> **EXERCISE DATA**
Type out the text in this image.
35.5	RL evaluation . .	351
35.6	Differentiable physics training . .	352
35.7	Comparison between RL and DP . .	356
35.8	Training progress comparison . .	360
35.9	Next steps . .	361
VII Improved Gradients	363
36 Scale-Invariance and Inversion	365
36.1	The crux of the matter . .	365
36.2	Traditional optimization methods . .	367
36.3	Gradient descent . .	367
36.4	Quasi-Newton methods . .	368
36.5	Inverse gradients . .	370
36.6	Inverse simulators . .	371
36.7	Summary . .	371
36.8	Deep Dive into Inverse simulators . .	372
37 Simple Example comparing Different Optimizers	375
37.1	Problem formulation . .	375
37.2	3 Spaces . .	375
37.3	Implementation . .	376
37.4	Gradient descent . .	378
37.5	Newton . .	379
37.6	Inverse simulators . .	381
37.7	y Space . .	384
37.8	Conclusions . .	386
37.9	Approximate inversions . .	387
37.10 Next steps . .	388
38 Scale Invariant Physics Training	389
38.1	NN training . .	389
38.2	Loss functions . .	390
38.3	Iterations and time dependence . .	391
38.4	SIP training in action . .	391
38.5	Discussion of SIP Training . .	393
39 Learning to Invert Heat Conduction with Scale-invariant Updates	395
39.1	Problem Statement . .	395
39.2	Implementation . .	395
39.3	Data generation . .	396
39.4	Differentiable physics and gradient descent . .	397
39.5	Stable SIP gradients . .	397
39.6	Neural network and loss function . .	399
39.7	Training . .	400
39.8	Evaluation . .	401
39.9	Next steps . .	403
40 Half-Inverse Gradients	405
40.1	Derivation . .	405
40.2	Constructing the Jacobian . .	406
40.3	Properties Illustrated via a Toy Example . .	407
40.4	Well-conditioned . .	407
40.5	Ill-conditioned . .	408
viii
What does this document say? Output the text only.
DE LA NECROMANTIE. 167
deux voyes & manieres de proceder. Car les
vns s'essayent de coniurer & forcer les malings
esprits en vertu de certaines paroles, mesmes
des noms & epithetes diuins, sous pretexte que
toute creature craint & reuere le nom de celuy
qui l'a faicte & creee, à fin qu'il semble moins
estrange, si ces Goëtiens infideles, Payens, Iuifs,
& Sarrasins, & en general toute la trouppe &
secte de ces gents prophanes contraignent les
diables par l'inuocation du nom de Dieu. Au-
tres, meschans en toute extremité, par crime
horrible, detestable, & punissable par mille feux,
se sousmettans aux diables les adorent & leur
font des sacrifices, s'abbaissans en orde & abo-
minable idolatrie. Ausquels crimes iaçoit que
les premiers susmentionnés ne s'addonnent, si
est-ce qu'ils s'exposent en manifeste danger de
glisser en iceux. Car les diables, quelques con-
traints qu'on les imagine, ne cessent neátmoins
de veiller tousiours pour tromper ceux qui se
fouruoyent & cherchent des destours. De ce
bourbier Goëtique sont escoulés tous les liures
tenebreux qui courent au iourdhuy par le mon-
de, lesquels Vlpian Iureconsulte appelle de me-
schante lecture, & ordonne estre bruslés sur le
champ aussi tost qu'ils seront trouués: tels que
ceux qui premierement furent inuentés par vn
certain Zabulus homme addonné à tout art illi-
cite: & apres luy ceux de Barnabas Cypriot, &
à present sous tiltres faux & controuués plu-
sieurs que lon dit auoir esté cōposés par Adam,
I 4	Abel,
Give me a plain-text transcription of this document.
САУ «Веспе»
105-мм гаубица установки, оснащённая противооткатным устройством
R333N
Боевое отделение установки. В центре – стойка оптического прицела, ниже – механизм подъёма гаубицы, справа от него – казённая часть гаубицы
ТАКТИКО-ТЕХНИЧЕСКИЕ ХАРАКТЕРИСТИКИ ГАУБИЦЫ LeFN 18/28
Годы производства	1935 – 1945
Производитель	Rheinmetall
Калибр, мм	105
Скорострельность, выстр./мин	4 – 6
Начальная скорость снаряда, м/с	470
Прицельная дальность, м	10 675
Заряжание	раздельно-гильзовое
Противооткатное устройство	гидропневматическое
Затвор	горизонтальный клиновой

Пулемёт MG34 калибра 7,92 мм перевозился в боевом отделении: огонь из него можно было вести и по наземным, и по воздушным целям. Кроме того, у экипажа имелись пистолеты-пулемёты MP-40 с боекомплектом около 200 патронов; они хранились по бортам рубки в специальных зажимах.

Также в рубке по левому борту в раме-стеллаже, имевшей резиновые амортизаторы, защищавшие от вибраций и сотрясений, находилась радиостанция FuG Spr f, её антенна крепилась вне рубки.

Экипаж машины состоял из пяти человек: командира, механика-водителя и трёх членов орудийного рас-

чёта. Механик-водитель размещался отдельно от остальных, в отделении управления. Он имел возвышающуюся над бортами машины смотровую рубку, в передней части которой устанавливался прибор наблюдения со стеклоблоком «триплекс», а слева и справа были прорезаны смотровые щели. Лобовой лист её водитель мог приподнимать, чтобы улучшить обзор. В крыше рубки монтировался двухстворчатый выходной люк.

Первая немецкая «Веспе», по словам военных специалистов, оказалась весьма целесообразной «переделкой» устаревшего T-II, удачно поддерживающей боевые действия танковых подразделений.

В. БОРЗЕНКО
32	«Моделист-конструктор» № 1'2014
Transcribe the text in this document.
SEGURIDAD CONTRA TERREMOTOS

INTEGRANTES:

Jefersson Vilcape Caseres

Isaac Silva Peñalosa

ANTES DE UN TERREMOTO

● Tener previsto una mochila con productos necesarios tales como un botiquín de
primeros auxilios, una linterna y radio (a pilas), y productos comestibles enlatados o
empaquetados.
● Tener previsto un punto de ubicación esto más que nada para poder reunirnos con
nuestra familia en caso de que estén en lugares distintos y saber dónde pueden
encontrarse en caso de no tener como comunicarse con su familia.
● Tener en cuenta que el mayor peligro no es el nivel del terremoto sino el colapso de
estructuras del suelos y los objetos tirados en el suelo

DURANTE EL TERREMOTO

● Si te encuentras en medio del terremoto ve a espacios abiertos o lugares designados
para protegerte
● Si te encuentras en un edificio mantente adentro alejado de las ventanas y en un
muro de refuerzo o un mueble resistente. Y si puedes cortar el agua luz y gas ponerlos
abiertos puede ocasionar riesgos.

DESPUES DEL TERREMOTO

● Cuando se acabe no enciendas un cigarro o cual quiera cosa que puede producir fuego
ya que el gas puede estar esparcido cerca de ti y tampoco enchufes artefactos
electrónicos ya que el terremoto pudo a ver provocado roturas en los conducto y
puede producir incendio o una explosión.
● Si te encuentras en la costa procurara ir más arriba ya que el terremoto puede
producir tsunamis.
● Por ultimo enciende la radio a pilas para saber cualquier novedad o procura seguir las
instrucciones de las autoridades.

> **AIM**
Go through the material above and count the lines that include "Newton". Give the number alone.

> **COMPLETED EXERCISE**
2